## Short task:
Transcribe the listing below word for word.

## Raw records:
• • • • •
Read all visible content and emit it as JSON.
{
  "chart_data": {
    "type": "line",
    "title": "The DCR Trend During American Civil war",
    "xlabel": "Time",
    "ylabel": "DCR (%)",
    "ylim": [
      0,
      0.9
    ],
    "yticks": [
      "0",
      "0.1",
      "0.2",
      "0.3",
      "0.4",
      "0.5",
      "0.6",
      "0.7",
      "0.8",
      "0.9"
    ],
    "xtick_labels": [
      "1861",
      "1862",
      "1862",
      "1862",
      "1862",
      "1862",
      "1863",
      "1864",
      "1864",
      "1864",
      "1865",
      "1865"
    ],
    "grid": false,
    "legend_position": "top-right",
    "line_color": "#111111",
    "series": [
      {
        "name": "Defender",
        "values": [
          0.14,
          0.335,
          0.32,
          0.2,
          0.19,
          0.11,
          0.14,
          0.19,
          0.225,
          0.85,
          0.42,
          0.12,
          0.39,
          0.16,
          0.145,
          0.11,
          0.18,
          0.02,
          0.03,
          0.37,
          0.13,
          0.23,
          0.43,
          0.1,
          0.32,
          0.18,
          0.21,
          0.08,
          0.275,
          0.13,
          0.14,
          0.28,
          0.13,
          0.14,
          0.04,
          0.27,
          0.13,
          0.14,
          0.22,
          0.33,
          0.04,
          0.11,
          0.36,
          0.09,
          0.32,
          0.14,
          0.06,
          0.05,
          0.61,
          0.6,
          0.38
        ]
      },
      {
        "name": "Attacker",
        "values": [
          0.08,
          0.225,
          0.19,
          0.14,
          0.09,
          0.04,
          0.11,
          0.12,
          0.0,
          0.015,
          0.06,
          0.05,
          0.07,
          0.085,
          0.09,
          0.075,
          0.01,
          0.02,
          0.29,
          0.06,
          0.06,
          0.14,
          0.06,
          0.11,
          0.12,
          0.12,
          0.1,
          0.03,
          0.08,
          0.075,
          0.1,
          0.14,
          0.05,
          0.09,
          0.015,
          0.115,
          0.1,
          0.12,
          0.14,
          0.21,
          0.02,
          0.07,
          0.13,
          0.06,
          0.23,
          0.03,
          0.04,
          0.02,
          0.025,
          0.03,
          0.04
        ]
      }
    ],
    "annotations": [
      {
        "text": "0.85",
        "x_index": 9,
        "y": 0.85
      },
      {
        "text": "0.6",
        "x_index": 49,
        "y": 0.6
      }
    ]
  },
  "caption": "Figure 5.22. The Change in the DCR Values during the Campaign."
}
• • • • •
## Answer for the task:
Read all visible content and emit it as JSON.
{
  "chart_data": {
    "type": "line",
    "title": "The DCR Trend During American Civil war",
    "xlabel": "Time",
    "ylabel": "DCR (%)",
    "ylim": [
      0,
      0.9
    ],
    "yticks": [
      "0",
      "0.1",
      "0.2",
      "0.3",
      "0.4",
      "0.5",
      "0.6",
      "0.7",
      "0.8",
      "0.9"
    ],
    "xtick_labels": [
      "1861",
      "1862",
      "1862",
      "1862",
      "1862",
      "1862",
      "1863",
      "1864",
      "1864",
      "1864",
      "1865",
      "1865"
    ],
    "grid": false,
    "legend_position": "top-right",
    "line_color": "#111111",
    "series": [
      {
        "name": "Defender",
        "values": [
          0.14,
          0.335,
          0.32,
          0.2,
          0.19,
          0.11,
          0.14,
          0.19,
          0.225,
          0.85,
          0.42,
          0.12,
          0.39,
          0.16,
          0.145,
          0.11,
          0.18,
          0.02,
          0.03,
          0.37,
          0.13,
          0.23,
          0.43,
          0.1,
          0.32,
          0.18,
          0.21,
          0.08,
          0.275,
          0.13,
          0.14,
          0.28,
          0.13,
          0.14,
          0.04,
          0.27,
          0.13,
          0.14,
          0.22,
          0.33,
          0.04,
          0.11,
          0.36,
          0.09,
          0.32,
          0.14,
          0.06,
          0.05,
          0.61,
          0.6,
          0.38
        ]
      },
      {
        "name": "Attacker",
        "values": [
          0.08,
          0.225,
          0.19,
          0.14,
          0.09,
          0.04,
          0.11,
          0.12,
          0.0,
          0.015,
          0.06,
          0.05,
          0.07,
          0.085,
          0.09,
          0.075,
          0.01,
          0.02,
          0.29,
          0.06,
          0.06,
          0.14,
          0.06,
          0.11,
          0.12,
          0.12,
          0.1,
          0.03,
          0.08,
          0.075,
          0.1,
          0.14,
          0.05,
          0.09,
          0.015,
          0.115,
          0.1,
          0.12,
          0.14,
          0.21,
          0.02,
          0.07,
          0.13,
          0.06,
          0.23,
          0.03,
          0.04,
          0.02,
          0.025,
          0.03,
          0.04
        ]
      }
    ],
    "annotations": [
      {
        "text": "0.85",
        "x_index": 9,
        "y": 0.85
      },
      {
        "text": "0.6",
        "x_index": 49,
        "y": 0.6
      }
    ]
  },
  "caption": "Figure 5.22. The Change in the DCR Values during the Campaign."
}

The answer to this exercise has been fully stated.